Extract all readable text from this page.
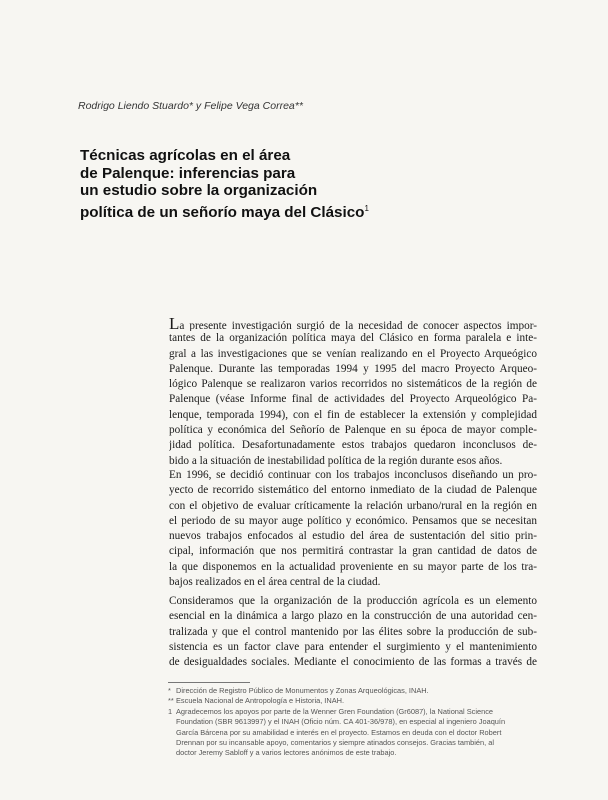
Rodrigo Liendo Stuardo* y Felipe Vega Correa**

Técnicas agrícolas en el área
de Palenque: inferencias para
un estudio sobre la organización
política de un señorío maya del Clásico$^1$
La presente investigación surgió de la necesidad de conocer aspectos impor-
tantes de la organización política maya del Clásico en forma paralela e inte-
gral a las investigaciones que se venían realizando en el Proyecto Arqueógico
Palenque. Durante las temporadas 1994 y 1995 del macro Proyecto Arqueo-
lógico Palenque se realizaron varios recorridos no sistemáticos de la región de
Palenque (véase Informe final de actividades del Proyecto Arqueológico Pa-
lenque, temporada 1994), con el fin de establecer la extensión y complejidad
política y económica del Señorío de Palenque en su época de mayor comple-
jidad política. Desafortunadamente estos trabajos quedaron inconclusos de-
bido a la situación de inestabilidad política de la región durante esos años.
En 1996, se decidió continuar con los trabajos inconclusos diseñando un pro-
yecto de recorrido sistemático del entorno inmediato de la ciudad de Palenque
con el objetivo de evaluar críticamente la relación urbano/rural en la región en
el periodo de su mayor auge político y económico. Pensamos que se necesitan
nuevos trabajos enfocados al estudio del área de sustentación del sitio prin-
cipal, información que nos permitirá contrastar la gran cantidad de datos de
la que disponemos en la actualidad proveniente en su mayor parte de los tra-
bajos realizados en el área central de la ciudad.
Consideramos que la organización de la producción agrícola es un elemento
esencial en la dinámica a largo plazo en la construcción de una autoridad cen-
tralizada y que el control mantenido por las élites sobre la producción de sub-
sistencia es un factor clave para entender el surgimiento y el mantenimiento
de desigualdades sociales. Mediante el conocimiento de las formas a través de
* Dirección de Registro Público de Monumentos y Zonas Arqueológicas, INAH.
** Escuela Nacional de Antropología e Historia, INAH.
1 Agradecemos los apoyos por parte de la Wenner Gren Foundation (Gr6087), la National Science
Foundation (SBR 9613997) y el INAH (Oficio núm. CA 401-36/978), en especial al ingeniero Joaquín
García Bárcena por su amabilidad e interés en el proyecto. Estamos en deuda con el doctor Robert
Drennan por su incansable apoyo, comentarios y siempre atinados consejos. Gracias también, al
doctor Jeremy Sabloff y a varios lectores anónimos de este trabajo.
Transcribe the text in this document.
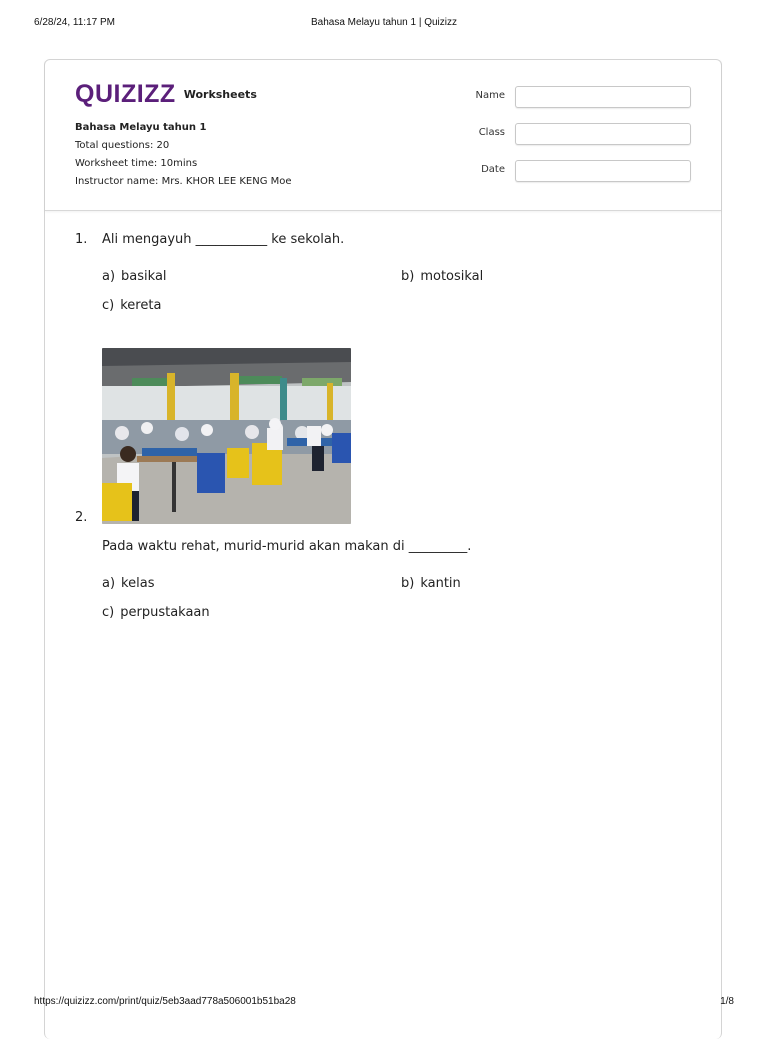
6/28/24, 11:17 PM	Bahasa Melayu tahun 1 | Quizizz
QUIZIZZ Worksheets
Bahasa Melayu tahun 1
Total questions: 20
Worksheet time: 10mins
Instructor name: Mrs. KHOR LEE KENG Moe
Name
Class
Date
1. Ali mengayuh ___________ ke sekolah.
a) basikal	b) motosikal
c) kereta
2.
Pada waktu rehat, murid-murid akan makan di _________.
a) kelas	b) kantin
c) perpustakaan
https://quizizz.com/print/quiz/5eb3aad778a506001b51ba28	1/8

__________

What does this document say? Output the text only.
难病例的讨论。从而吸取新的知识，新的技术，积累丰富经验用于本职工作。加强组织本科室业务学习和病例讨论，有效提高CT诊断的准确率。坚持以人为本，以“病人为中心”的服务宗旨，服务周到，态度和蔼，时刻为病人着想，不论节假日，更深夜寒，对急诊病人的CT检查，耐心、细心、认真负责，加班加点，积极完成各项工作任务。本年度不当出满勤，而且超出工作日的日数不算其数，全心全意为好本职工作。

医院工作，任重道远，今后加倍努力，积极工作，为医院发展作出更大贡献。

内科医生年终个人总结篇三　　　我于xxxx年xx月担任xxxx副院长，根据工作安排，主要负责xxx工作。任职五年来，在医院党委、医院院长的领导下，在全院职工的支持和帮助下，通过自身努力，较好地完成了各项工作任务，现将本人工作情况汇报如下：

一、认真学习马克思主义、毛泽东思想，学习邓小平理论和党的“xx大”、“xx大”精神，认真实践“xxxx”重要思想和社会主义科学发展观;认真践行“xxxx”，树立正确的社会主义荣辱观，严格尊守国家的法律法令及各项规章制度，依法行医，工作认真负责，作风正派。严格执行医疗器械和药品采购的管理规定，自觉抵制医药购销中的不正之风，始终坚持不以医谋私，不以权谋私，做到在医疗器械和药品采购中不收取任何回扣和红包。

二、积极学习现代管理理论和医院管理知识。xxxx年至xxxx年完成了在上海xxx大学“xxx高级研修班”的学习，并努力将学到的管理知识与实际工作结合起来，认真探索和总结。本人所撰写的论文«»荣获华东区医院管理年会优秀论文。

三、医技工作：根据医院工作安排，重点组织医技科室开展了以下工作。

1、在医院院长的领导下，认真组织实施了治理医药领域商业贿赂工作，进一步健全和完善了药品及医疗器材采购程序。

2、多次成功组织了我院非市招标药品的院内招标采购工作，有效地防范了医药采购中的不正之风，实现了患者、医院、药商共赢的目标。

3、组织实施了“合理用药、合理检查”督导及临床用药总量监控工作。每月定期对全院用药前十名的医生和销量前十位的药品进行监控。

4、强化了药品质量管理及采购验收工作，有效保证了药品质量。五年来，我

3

__________

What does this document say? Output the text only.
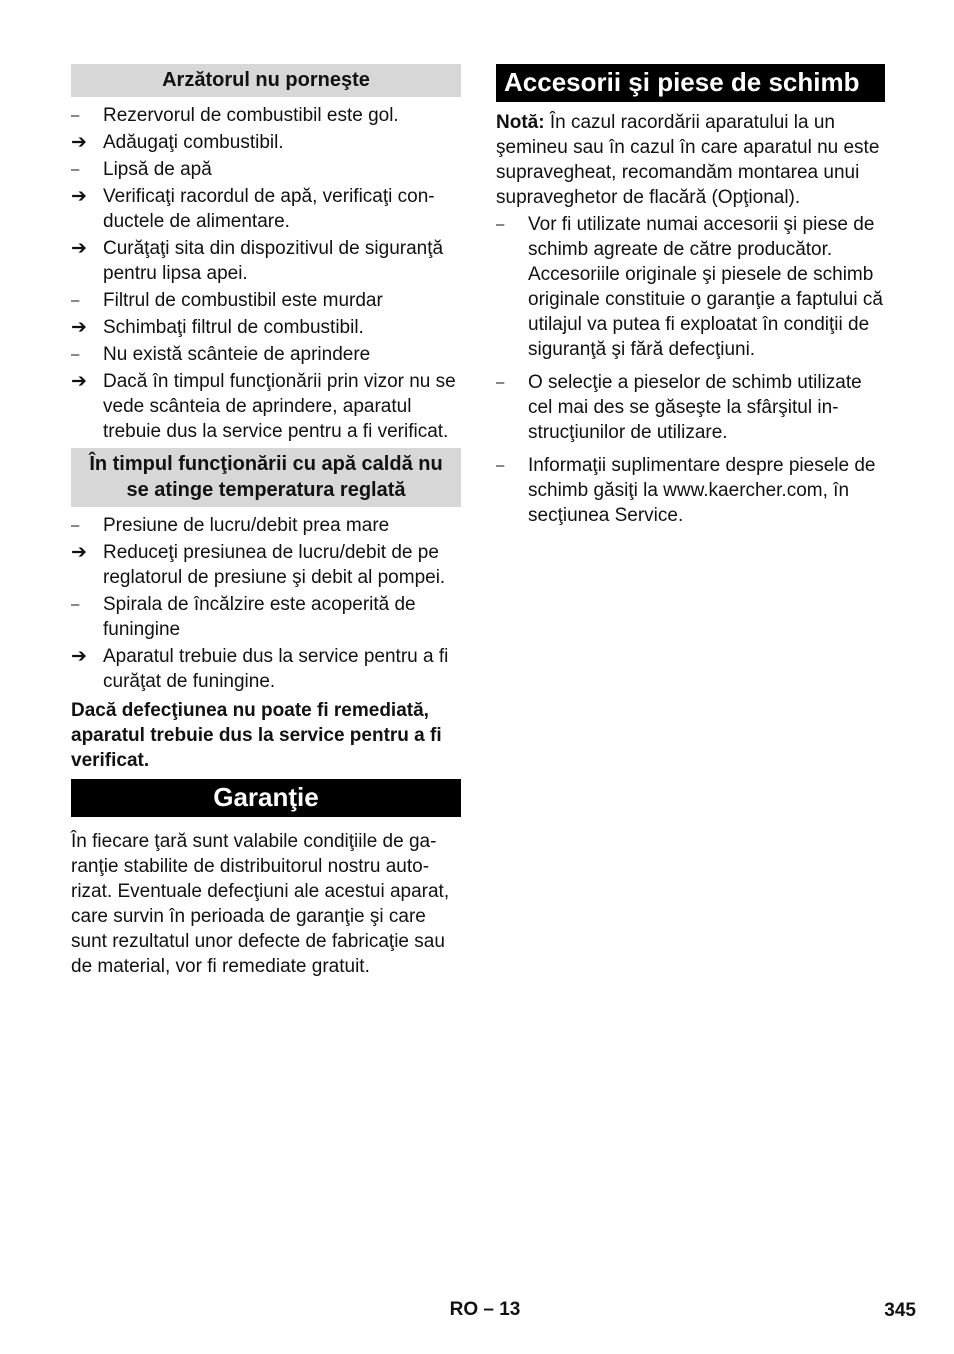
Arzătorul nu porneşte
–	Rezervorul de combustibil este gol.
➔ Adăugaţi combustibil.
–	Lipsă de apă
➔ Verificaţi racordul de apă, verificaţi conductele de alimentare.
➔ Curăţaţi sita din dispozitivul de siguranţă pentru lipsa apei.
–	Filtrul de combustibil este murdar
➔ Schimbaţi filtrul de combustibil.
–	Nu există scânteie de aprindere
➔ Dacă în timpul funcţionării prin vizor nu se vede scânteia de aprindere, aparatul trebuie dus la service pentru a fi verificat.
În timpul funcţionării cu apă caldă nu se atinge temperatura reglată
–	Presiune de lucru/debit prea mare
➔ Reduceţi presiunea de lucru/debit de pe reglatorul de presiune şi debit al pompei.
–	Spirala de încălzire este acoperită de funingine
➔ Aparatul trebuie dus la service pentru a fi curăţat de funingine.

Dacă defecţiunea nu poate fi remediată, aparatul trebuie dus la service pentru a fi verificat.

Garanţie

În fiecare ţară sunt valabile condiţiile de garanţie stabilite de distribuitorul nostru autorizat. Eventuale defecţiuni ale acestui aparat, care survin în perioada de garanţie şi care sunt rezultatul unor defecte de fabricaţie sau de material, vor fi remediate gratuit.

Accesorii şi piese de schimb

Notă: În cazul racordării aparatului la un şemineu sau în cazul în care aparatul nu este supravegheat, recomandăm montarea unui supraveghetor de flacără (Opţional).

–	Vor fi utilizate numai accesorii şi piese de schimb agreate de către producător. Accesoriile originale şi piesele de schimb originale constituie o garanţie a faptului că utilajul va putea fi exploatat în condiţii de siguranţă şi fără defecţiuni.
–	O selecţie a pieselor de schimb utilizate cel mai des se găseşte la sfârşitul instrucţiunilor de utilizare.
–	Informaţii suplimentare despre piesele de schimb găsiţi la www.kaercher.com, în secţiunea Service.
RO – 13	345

__________

Only lines with the word "funcţionării" are wanted, so copy each one from the records.

-- WORKED ANSWER --
➔ Dacă în timpul funcţionării prin vizor nu se vede scânteia de aprindere, aparatul trebuie dus la service pentru a fi verificat.
În timpul funcţionării cu apă caldă nu se atinge temperatura reglată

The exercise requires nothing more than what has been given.